### DATA FOR PROCESSING
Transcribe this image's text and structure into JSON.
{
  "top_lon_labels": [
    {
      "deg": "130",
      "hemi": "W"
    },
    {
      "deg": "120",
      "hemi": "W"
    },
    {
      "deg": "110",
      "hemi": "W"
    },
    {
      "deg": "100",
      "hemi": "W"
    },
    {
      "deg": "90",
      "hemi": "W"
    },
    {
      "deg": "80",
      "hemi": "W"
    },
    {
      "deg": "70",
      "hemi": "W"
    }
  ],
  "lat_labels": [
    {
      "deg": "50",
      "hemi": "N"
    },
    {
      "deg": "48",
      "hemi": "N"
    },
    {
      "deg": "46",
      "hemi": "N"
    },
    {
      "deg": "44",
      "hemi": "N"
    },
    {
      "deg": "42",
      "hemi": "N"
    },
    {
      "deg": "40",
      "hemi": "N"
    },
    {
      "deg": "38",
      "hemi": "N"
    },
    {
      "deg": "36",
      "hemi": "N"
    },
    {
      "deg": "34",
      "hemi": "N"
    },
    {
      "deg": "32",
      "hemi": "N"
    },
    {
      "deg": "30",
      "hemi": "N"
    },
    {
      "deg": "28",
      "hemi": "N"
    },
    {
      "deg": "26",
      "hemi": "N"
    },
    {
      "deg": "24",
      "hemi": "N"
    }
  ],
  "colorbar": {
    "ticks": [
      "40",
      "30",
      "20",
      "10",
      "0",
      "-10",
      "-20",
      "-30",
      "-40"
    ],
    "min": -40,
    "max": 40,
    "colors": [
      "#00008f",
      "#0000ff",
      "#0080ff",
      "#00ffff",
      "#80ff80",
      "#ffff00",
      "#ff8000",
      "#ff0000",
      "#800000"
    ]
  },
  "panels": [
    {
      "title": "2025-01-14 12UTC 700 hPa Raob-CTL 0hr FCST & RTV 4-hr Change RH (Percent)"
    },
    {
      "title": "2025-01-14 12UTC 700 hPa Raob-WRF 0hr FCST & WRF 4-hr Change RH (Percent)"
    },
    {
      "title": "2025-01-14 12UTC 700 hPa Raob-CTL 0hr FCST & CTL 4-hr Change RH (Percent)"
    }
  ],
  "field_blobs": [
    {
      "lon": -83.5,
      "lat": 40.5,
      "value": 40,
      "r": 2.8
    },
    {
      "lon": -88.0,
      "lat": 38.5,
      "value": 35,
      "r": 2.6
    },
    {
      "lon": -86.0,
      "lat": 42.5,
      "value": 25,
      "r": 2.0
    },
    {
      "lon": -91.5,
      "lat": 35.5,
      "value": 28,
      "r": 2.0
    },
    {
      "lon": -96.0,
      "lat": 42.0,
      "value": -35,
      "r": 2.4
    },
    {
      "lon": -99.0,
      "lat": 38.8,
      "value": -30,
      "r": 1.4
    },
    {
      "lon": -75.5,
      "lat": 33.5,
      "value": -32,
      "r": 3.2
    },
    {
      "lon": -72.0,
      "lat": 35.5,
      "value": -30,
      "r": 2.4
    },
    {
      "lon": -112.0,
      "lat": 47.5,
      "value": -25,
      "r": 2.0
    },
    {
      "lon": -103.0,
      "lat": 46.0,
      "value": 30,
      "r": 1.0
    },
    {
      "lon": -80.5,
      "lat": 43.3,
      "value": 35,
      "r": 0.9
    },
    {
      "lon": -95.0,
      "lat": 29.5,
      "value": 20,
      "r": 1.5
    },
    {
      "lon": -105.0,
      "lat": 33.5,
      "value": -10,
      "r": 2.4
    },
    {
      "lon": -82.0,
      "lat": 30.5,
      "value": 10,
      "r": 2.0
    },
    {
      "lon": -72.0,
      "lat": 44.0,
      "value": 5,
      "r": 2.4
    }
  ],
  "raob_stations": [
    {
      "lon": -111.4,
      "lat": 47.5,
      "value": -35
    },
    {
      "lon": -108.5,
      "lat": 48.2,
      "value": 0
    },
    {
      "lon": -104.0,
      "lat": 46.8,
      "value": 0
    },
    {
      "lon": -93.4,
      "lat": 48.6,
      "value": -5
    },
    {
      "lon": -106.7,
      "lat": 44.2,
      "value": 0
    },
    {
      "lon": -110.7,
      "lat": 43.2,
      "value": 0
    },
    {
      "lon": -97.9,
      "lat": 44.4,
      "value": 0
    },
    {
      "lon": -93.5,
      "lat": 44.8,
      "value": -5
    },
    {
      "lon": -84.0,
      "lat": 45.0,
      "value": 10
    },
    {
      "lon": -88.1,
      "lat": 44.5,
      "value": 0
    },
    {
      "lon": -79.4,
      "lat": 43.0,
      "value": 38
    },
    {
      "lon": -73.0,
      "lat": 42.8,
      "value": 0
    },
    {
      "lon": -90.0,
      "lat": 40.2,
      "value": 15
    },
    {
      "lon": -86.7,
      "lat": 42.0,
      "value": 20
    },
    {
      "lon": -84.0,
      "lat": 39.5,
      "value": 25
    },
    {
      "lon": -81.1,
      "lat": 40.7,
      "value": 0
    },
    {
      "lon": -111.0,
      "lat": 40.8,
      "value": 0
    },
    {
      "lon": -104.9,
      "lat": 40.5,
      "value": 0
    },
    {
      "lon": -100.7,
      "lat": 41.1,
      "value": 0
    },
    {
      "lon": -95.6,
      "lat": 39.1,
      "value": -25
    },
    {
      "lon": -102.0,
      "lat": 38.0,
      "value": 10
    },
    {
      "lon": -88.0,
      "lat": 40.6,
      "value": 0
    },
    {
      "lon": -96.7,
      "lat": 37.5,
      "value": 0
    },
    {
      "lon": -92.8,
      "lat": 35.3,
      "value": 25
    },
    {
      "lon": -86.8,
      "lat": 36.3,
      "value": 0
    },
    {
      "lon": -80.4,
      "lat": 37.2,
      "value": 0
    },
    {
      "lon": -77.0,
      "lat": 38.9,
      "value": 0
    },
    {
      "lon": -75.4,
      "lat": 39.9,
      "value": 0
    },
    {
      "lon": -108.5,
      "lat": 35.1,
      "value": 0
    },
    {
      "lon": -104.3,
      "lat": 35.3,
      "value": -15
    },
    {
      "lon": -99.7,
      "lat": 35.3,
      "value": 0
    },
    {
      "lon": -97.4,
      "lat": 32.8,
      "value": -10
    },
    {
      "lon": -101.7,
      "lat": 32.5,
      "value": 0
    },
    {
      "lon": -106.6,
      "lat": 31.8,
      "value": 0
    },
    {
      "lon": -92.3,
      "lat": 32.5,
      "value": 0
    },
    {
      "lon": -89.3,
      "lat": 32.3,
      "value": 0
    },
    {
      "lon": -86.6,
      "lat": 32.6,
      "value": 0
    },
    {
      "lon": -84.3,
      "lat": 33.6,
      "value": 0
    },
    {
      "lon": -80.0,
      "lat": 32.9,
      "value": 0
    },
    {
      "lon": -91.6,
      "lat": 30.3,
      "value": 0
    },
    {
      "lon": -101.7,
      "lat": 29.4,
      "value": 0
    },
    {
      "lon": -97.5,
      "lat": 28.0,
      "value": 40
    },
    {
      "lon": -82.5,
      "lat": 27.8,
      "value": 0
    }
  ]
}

### TO DO
Reproduce the whole listing word for word.

### RESULT BELOW
Transcribe this image's text and structure into JSON.
{
  "top_lon_labels": [
    {
      "deg": "130",
      "hemi": "W"
    },
    {
      "deg": "120",
      "hemi": "W"
    },
    {
      "deg": "110",
      "hemi": "W"
    },
    {
      "deg": "100",
      "hemi": "W"
    },
    {
      "deg": "90",
      "hemi": "W"
    },
    {
      "deg": "80",
      "hemi": "W"
    },
    {
      "deg": "70",
      "hemi": "W"
    }
  ],
  "lat_labels": [
    {
      "deg": "50",
      "hemi": "N"
    },
    {
      "deg": "48",
      "hemi": "N"
    },
    {
      "deg": "46",
      "hemi": "N"
    },
    {
      "deg": "44",
      "hemi": "N"
    },
    {
      "deg": "42",
      "hemi": "N"
    },
    {
      "deg": "40",
      "hemi": "N"
    },
    {
      "deg": "38",
      "hemi": "N"
    },
    {
      "deg": "36",
      "hemi": "N"
    },
    {
      "deg": "34",
      "hemi": "N"
    },
    {
      "deg": "32",
      "hemi": "N"
    },
    {
      "deg": "30",
      "hemi": "N"
    },
    {
      "deg": "28",
      "hemi": "N"
    },
    {
      "deg": "26",
      "hemi": "N"
    },
    {
      "deg": "24",
      "hemi": "N"
    }
  ],
  "colorbar": {
    "ticks": [
      "40",
      "30",
      "20",
      "10",
      "0",
      "-10",
      "-20",
      "-30",
      "-40"
    ],
    "min": -40,
    "max": 40,
    "colors": [
      "#00008f",
      "#0000ff",
      "#0080ff",
      "#00ffff",
      "#80ff80",
      "#ffff00",
      "#ff8000",
      "#ff0000",
      "#800000"
    ]
  },
  "panels": [
    {
      "title": "2025-01-14 12UTC 700 hPa Raob-CTL 0hr FCST & RTV 4-hr Change RH (Percent)"
    },
    {
      "title": "2025-01-14 12UTC 700 hPa Raob-WRF 0hr FCST & WRF 4-hr Change RH (Percent)"
    },
    {
      "title": "2025-01-14 12UTC 700 hPa Raob-CTL 0hr FCST & CTL 4-hr Change RH (Percent)"
    }
  ],
  "field_blobs": [
    {
      "lon": -83.5,
      "lat": 40.5,
      "value": 40,
      "r": 2.8
    },
    {
      "lon": -88.0,
      "lat": 38.5,
      "value": 35,
      "r": 2.6
    },
    {
      "lon": -86.0,
      "lat": 42.5,
      "value": 25,
      "r": 2.0
    },
    {
      "lon": -91.5,
      "lat": 35.5,
      "value": 28,
      "r": 2.0
    },
    {
      "lon": -96.0,
      "lat": 42.0,
      "value": -35,
      "r": 2.4
    },
    {
      "lon": -99.0,
      "lat": 38.8,
      "value": -30,
      "r": 1.4
    },
    {
      "lon": -75.5,
      "lat": 33.5,
      "value": -32,
      "r": 3.2
    },
    {
      "lon": -72.0,
      "lat": 35.5,
      "value": -30,
      "r": 2.4
    },
    {
      "lon": -112.0,
      "lat": 47.5,
      "value": -25,
      "r": 2.0
    },
    {
      "lon": -103.0,
      "lat": 46.0,
      "value": 30,
      "r": 1.0
    },
    {
      "lon": -80.5,
      "lat": 43.3,
      "value": 35,
      "r": 0.9
    },
    {
      "lon": -95.0,
      "lat": 29.5,
      "value": 20,
      "r": 1.5
    },
    {
      "lon": -105.0,
      "lat": 33.5,
      "value": -10,
      "r": 2.4
    },
    {
      "lon": -82.0,
      "lat": 30.5,
      "value": 10,
      "r": 2.0
    },
    {
      "lon": -72.0,
      "lat": 44.0,
      "value": 5,
      "r": 2.4
    }
  ],
  "raob_stations": [
    {
      "lon": -111.4,
      "lat": 47.5,
      "value": -35
    },
    {
      "lon": -108.5,
      "lat": 48.2,
      "value": 0
    },
    {
      "lon": -104.0,
      "lat": 46.8,
      "value": 0
    },
    {
      "lon": -93.4,
      "lat": 48.6,
      "value": -5
    },
    {
      "lon": -106.7,
      "lat": 44.2,
      "value": 0
    },
    {
      "lon": -110.7,
      "lat": 43.2,
      "value": 0
    },
    {
      "lon": -97.9,
      "lat": 44.4,
      "value": 0
    },
    {
      "lon": -93.5,
      "lat": 44.8,
      "value": -5
    },
    {
      "lon": -84.0,
      "lat": 45.0,
      "value": 10
    },
    {
      "lon": -88.1,
      "lat": 44.5,
      "value": 0
    },
    {
      "lon": -79.4,
      "lat": 43.0,
      "value": 38
    },
    {
      "lon": -73.0,
      "lat": 42.8,
      "value": 0
    },
    {
      "lon": -90.0,
      "lat": 40.2,
      "value": 15
    },
    {
      "lon": -86.7,
      "lat": 42.0,
      "value": 20
    },
    {
      "lon": -84.0,
      "lat": 39.5,
      "value": 25
    },
    {
      "lon": -81.1,
      "lat": 40.7,
      "value": 0
    },
    {
      "lon": -111.0,
      "lat": 40.8,
      "value": 0
    },
    {
      "lon": -104.9,
      "lat": 40.5,
      "value": 0
    },
    {
      "lon": -100.7,
      "lat": 41.1,
      "value": 0
    },
    {
      "lon": -95.6,
      "lat": 39.1,
      "value": -25
    },
    {
      "lon": -102.0,
      "lat": 38.0,
      "value": 10
    },
    {
      "lon": -88.0,
      "lat": 40.6,
      "value": 0
    },
    {
      "lon": -96.7,
      "lat": 37.5,
      "value": 0
    },
    {
      "lon": -92.8,
      "lat": 35.3,
      "value": 25
    },
    {
      "lon": -86.8,
      "lat": 36.3,
      "value": 0
    },
    {
      "lon": -80.4,
      "lat": 37.2,
      "value": 0
    },
    {
      "lon": -77.0,
      "lat": 38.9,
      "value": 0
    },
    {
      "lon": -75.4,
      "lat": 39.9,
      "value": 0
    },
    {
      "lon": -108.5,
      "lat": 35.1,
      "value": 0
    },
    {
      "lon": -104.3,
      "lat": 35.3,
      "value": -15
    },
    {
      "lon": -99.7,
      "lat": 35.3,
      "value": 0
    },
    {
      "lon": -97.4,
      "lat": 32.8,
      "value": -10
    },
    {
      "lon": -101.7,
      "lat": 32.5,
      "value": 0
    },
    {
      "lon": -106.6,
      "lat": 31.8,
      "value": 0
    },
    {
      "lon": -92.3,
      "lat": 32.5,
      "value": 0
    },
    {
      "lon": -89.3,
      "lat": 32.3,
      "value": 0
    },
    {
      "lon": -86.6,
      "lat": 32.6,
      "value": 0
    },
    {
      "lon": -84.3,
      "lat": 33.6,
      "value": 0
    },
    {
      "lon": -80.0,
      "lat": 32.9,
      "value": 0
    },
    {
      "lon": -91.6,
      "lat": 30.3,
      "value": 0
    },
    {
      "lon": -101.7,
      "lat": 29.4,
      "value": 0
    },
    {
      "lon": -97.5,
      "lat": 28.0,
      "value": 40
    },
    {
      "lon": -82.5,
      "lat": 27.8,
      "value": 0
    }
  ]
}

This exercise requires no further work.